**Text provided**
————

(SIEM) Advanced Detection Engineering

PUBLISHED ON AUG 28, 2025 / 13 MIN READ

Introduction

I was going through the SANS material on detection engineering from multiple of their courses and I wanted to make a practical ready notes for the same. This is the output of my reading and implementing some of them into my home personal lab as well as my past companies.

The summary of entire process is:

OPEN IMAGE IN A NEW TAB AND IT WILL BE THE HIGH RESOLUTION IMAGE

Phase 1 - SIEM Architecture

Problem statement: Detection capability lags risk tolerance; people and process, not tools, are the core gap. Multiple studies and course narrative reinforce this.
Tactical vs compliance SIEM: Compliance unlocks budget but bloats data; tactical SIEM is lean, tuned, evolving, and focused on detection value.
Goal of SIEM: Near-real-time + historical analysis across diverse event/context sources for threat detection, compliance, and incident management.

————

**Challenge 1**
Return the listing below as a JSON list of strings, one string per line and no blank lines, starting at its first line and ending at the line that contains "table-row[interactable]: 涪陵电力 17630.86".

**Record excerpts**
————

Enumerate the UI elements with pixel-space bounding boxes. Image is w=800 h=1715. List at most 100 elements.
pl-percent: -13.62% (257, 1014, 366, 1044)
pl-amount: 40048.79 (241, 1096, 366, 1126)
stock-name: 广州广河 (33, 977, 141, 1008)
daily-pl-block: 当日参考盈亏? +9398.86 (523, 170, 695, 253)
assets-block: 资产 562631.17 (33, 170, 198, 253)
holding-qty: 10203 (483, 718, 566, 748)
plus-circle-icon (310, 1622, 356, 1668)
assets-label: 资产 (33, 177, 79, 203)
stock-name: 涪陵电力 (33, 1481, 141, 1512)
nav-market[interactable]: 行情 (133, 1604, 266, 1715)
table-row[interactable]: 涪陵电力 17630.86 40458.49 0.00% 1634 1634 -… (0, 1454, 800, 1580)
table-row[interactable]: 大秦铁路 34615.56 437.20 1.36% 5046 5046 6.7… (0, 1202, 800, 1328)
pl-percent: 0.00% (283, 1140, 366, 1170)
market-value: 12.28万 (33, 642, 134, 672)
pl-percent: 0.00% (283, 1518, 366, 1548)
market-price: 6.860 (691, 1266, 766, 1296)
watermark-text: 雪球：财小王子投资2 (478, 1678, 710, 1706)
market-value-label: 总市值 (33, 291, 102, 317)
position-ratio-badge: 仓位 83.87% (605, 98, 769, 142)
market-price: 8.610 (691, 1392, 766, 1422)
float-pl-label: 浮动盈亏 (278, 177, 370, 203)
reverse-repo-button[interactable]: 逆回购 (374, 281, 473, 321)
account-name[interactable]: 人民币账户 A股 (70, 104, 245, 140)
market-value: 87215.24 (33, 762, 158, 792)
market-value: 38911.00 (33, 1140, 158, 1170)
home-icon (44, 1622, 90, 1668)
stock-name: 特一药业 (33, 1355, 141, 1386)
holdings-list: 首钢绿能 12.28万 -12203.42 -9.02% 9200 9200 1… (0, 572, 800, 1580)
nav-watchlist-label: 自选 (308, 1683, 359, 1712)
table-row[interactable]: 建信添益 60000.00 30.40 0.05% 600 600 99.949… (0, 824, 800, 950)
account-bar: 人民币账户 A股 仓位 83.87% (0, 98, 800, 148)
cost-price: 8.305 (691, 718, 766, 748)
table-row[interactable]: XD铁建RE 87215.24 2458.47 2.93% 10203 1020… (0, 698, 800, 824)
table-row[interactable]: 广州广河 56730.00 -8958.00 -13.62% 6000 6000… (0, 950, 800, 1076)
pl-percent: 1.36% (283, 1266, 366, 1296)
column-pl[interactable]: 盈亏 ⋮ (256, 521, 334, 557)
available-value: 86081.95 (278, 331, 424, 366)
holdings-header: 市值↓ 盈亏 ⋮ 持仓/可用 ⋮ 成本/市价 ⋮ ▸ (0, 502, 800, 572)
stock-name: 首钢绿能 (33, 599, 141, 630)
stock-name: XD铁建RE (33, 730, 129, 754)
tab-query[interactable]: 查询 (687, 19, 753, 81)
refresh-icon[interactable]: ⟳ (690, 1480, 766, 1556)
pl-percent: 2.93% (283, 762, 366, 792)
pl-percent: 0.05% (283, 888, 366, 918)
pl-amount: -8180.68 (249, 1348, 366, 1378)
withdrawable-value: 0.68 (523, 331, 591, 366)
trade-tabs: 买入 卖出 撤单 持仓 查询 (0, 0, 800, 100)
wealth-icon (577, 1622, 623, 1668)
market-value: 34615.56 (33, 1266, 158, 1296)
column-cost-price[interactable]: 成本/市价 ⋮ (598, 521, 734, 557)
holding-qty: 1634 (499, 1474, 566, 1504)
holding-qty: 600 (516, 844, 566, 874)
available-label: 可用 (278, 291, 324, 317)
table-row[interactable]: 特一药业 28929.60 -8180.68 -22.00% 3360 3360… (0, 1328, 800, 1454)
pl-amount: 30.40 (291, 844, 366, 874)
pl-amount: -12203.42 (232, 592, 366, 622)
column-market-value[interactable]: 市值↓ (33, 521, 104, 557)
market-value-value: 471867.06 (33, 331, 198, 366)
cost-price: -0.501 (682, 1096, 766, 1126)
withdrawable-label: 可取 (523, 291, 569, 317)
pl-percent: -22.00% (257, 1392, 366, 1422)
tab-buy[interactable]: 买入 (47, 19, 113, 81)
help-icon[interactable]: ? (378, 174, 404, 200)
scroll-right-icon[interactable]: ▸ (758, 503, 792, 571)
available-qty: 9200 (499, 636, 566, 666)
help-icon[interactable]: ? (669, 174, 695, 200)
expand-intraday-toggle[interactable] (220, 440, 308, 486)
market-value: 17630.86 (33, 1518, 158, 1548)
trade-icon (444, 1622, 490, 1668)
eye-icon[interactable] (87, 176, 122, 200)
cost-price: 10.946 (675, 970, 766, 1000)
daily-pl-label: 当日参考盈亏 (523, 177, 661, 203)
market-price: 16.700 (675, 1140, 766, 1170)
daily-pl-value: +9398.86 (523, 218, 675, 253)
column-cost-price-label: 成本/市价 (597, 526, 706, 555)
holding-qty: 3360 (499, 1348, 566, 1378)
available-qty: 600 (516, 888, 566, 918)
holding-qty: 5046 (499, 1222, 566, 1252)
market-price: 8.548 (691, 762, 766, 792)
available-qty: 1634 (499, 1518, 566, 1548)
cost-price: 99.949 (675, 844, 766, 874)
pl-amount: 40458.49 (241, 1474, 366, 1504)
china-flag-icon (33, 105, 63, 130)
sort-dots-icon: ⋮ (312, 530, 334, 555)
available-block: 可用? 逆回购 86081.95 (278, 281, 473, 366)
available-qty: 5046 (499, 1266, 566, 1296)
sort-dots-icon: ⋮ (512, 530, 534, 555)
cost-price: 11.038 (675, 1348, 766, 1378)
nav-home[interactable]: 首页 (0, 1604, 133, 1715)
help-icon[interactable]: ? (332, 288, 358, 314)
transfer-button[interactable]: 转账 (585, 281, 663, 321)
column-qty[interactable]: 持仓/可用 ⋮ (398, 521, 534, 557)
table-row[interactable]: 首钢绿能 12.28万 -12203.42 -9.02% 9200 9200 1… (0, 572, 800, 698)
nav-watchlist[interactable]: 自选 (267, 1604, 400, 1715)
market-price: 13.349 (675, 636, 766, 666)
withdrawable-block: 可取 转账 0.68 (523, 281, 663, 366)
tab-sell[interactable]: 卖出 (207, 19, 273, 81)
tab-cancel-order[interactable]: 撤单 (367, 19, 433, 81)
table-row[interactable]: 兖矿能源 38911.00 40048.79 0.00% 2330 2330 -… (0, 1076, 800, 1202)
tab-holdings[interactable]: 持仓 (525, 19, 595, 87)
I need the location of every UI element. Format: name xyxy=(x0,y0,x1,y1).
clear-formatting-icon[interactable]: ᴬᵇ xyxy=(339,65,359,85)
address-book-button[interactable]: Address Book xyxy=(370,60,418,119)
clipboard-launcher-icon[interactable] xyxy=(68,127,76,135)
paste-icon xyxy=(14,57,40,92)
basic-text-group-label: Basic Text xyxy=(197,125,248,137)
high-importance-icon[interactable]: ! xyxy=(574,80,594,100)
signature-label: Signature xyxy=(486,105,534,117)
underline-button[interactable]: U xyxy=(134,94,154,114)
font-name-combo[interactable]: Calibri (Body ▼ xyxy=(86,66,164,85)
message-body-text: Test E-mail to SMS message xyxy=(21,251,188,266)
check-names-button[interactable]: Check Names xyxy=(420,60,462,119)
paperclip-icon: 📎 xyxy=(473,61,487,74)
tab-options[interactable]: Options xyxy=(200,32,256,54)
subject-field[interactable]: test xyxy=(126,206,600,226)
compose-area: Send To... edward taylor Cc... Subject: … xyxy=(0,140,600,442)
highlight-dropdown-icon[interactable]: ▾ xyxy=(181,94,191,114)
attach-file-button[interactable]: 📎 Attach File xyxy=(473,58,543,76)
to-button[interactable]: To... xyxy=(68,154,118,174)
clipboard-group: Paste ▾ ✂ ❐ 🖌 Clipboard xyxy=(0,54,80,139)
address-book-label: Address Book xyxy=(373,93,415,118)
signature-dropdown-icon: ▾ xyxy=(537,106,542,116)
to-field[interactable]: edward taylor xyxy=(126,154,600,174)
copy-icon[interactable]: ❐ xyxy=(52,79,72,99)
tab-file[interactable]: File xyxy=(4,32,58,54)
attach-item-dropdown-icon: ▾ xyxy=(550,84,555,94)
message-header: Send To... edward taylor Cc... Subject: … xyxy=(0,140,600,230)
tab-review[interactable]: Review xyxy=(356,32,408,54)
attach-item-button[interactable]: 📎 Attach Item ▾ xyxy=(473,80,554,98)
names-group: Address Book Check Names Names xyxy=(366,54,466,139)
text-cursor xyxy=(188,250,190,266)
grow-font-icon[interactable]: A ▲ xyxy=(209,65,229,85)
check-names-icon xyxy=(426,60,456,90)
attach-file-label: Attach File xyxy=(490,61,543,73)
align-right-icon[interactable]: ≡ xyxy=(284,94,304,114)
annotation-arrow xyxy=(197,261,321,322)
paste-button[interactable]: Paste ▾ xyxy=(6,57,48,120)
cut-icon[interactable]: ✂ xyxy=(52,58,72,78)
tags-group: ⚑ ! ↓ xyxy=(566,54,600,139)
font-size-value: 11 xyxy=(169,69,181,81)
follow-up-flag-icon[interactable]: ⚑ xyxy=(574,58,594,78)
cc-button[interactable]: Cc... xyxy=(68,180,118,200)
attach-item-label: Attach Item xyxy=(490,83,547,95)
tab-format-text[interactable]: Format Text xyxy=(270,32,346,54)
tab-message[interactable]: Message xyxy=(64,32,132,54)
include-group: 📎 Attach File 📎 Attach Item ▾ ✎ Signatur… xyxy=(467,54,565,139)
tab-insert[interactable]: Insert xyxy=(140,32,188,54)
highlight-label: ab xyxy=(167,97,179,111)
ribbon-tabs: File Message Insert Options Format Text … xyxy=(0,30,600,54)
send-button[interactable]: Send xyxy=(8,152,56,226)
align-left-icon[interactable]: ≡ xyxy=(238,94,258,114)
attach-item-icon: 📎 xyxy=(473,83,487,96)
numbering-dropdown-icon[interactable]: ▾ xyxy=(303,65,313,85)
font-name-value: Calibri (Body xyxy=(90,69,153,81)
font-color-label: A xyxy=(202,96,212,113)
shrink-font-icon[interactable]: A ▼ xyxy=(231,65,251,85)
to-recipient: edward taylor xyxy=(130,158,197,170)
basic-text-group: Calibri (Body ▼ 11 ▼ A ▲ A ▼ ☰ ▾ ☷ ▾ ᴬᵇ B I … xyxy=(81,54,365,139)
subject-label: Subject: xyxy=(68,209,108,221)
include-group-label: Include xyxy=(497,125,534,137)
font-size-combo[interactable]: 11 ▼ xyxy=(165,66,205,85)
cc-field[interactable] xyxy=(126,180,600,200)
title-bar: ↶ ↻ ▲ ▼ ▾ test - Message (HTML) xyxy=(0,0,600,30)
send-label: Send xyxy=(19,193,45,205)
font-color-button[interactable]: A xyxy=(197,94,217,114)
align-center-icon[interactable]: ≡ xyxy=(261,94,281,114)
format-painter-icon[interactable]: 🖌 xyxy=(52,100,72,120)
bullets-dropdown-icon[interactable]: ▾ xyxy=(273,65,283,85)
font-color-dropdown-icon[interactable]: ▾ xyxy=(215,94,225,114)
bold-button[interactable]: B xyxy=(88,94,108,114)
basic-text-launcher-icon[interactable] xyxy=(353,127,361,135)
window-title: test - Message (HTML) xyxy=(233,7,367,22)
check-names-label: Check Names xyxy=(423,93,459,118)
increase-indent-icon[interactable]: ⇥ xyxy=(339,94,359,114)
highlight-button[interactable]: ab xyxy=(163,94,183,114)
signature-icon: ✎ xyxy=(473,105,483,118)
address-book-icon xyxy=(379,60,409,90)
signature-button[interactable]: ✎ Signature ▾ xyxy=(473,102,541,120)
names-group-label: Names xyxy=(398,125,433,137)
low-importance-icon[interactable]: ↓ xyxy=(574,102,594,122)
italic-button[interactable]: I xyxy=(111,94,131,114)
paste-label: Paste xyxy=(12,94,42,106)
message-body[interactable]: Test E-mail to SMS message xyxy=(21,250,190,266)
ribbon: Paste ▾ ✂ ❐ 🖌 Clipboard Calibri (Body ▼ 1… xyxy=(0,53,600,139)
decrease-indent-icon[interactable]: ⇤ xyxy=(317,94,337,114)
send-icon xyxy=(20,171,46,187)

————

**Challenge 2**
According to the text on detection engineering, what makes a tactical SIEM different from a compliance SIEM?

**Task solution 1**
[
  "Enumerate the UI elements with pixel-space bounding boxes. Image is w=800 h=1715. List at most 100 elements.",
  "pl-percent: -13.62% (257, 1014, 366, 1044)",
  "pl-amount: 40048.79 (241, 1096, 366, 1126)",
  "stock-name: 广州广河 (33, 977, 141, 1008)",
  "daily-pl-block: 当日参考盈亏? +9398.86 (523, 170, 695, 253)",
  "assets-block: 资产 562631.17 (33, 170, 198, 253)",
  "holding-qty: 10203 (483, 718, 566, 748)",
  "plus-circle-icon (310, 1622, 356, 1668)",
  "assets-label: 资产 (33, 177, 79, 203)",
  "stock-name: 涪陵电力 (33, 1481, 141, 1512)",
  "nav-market[interactable]: 行情 (133, 1604, 266, 1715)",
  "table-row[interactable]: 涪陵电力 17630.86 40458.49 0.00% 1634 1634 -… (0, 1454, 800, 1580)"
]

**Task solution 2**
A tactical SIEM is lean, tuned, evolving, and focused on detection value.